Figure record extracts
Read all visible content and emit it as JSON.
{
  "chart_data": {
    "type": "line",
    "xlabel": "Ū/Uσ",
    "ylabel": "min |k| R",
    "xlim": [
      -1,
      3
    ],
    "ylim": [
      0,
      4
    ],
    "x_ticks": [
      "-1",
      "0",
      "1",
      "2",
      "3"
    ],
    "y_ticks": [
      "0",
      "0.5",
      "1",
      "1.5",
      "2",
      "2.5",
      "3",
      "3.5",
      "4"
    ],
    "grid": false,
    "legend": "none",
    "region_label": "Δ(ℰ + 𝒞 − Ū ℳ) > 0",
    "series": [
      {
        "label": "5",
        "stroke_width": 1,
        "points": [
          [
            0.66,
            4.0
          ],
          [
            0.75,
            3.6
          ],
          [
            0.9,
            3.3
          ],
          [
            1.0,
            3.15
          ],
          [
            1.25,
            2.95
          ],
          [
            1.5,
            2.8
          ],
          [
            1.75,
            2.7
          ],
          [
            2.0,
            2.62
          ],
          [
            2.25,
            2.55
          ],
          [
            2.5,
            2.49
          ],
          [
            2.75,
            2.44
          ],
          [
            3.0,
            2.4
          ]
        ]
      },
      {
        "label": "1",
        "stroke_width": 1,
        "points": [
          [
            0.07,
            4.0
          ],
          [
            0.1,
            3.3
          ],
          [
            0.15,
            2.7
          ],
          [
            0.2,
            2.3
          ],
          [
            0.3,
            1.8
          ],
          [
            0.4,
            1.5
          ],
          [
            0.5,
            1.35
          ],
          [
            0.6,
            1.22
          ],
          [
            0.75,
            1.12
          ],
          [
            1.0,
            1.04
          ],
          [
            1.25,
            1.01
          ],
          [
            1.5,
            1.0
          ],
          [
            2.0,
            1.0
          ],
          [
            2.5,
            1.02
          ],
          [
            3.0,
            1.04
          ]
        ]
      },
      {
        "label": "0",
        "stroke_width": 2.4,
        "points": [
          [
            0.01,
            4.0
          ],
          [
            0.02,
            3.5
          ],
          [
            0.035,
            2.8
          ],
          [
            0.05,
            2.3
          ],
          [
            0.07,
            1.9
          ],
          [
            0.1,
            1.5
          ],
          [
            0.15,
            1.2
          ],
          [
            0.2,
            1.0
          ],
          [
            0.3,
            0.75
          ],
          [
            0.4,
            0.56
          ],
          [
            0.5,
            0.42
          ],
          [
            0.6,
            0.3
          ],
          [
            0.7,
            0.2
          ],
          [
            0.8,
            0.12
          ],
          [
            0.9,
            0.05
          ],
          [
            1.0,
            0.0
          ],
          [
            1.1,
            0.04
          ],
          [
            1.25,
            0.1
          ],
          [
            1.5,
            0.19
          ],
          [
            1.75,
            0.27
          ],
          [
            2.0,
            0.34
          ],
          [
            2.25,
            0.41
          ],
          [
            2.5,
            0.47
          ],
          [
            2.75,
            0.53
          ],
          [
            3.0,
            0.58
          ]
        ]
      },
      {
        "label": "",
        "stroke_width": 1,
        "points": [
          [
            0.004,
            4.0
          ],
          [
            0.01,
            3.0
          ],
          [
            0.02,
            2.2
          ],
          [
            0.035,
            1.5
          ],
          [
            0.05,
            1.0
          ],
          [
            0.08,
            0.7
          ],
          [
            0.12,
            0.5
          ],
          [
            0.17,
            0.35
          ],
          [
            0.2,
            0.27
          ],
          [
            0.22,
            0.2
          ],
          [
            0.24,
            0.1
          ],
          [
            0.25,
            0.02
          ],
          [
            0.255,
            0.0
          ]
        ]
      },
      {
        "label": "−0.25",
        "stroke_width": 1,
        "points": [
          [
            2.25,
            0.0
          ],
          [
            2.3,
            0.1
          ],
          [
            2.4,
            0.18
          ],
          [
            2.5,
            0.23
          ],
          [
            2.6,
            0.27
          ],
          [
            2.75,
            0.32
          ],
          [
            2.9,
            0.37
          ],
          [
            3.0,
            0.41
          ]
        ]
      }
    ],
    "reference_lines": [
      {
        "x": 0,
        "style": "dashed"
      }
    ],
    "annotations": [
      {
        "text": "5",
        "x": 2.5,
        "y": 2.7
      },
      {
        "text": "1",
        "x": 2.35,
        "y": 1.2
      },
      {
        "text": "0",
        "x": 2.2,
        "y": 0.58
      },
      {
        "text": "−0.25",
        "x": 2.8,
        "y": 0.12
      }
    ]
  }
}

• [THE PROBLEM]:
Your task is to repeat every line exactly.

• [PROBLEM SOLUTION]:
Read all visible content and emit it as JSON.
{
  "chart_data": {
    "type": "line",
    "xlabel": "Ū/Uσ",
    "ylabel": "min |k| R",
    "xlim": [
      -1,
      3
    ],
    "ylim": [
      0,
      4
    ],
    "x_ticks": [
      "-1",
      "0",
      "1",
      "2",
      "3"
    ],
    "y_ticks": [
      "0",
      "0.5",
      "1",
      "1.5",
      "2",
      "2.5",
      "3",
      "3.5",
      "4"
    ],
    "grid": false,
    "legend": "none",
    "region_label": "Δ(ℰ + 𝒞 − Ū ℳ) > 0",
    "series": [
      {
        "label": "5",
        "stroke_width": 1,
        "points": [
          [
            0.66,
            4.0
          ],
          [
            0.75,
            3.6
          ],
          [
            0.9,
            3.3
          ],
          [
            1.0,
            3.15
          ],
          [
            1.25,
            2.95
          ],
          [
            1.5,
            2.8
          ],
          [
            1.75,
            2.7
          ],
          [
            2.0,
            2.62
          ],
          [
            2.25,
            2.55
          ],
          [
            2.5,
            2.49
          ],
          [
            2.75,
            2.44
          ],
          [
            3.0,
            2.4
          ]
        ]
      },
      {
        "label": "1",
        "stroke_width": 1,
        "points": [
          [
            0.07,
            4.0
          ],
          [
            0.1,
            3.3
          ],
          [
            0.15,
            2.7
          ],
          [
            0.2,
            2.3
          ],
          [
            0.3,
            1.8
          ],
          [
            0.4,
            1.5
          ],
          [
            0.5,
            1.35
          ],
          [
            0.6,
            1.22
          ],
          [
            0.75,
            1.12
          ],
          [
            1.0,
            1.04
          ],
          [
            1.25,
            1.01
          ],
          [
            1.5,
            1.0
          ],
          [
            2.0,
            1.0
          ],
          [
            2.5,
            1.02
          ],
          [
            3.0,
            1.04
          ]
        ]
      },
      {
        "label": "0",
        "stroke_width": 2.4,
        "points": [
          [
            0.01,
            4.0
          ],
          [
            0.02,
            3.5
          ],
          [
            0.035,
            2.8
          ],
          [
            0.05,
            2.3
          ],
          [
            0.07,
            1.9
          ],
          [
            0.1,
            1.5
          ],
          [
            0.15,
            1.2
          ],
          [
            0.2,
            1.0
          ],
          [
            0.3,
            0.75
          ],
          [
            0.4,
            0.56
          ],
          [
            0.5,
            0.42
          ],
          [
            0.6,
            0.3
          ],
          [
            0.7,
            0.2
          ],
          [
            0.8,
            0.12
          ],
          [
            0.9,
            0.05
          ],
          [
            1.0,
            0.0
          ],
          [
            1.1,
            0.04
          ],
          [
            1.25,
            0.1
          ],
          [
            1.5,
            0.19
          ],
          [
            1.75,
            0.27
          ],
          [
            2.0,
            0.34
          ],
          [
            2.25,
            0.41
          ],
          [
            2.5,
            0.47
          ],
          [
            2.75,
            0.53
          ],
          [
            3.0,
            0.58
          ]
        ]
      },
      {
        "label": "",
        "stroke_width": 1,
        "points": [
          [
            0.004,
            4.0
          ],
          [
            0.01,
            3.0
          ],
          [
            0.02,
            2.2
          ],
          [
            0.035,
            1.5
          ],
          [
            0.05,
            1.0
          ],
          [
            0.08,
            0.7
          ],
          [
            0.12,
            0.5
          ],
          [
            0.17,
            0.35
          ],
          [
            0.2,
            0.27
          ],
          [
            0.22,
            0.2
          ],
          [
            0.24,
            0.1
          ],
          [
            0.25,
            0.02
          ],
          [
            0.255,
            0.0
          ]
        ]
      },
      {
        "label": "−0.25",
        "stroke_width": 1,
        "points": [
          [
            2.25,
            0.0
          ],
          [
            2.3,
            0.1
          ],
          [
            2.4,
            0.18
          ],
          [
            2.5,
            0.23
          ],
          [
            2.6,
            0.27
          ],
          [
            2.75,
            0.32
          ],
          [
            2.9,
            0.37
          ],
          [
            3.0,
            0.41
          ]
        ]
      }
    ],
    "reference_lines": [
      {
        "x": 0,
        "style": "dashed"
      }
    ],
    "annotations": [
      {
        "text": "5",
        "x": 2.5,
        "y": 2.7
      },
      {
        "text": "1",
        "x": 2.35,
        "y": 1.2
      },
      {
        "text": "0",
        "x": 2.2,
        "y": 0.58
      },
      {
        "text": "−0.25",
        "x": 2.8,
        "y": 0.12
      }
    ]
  }
}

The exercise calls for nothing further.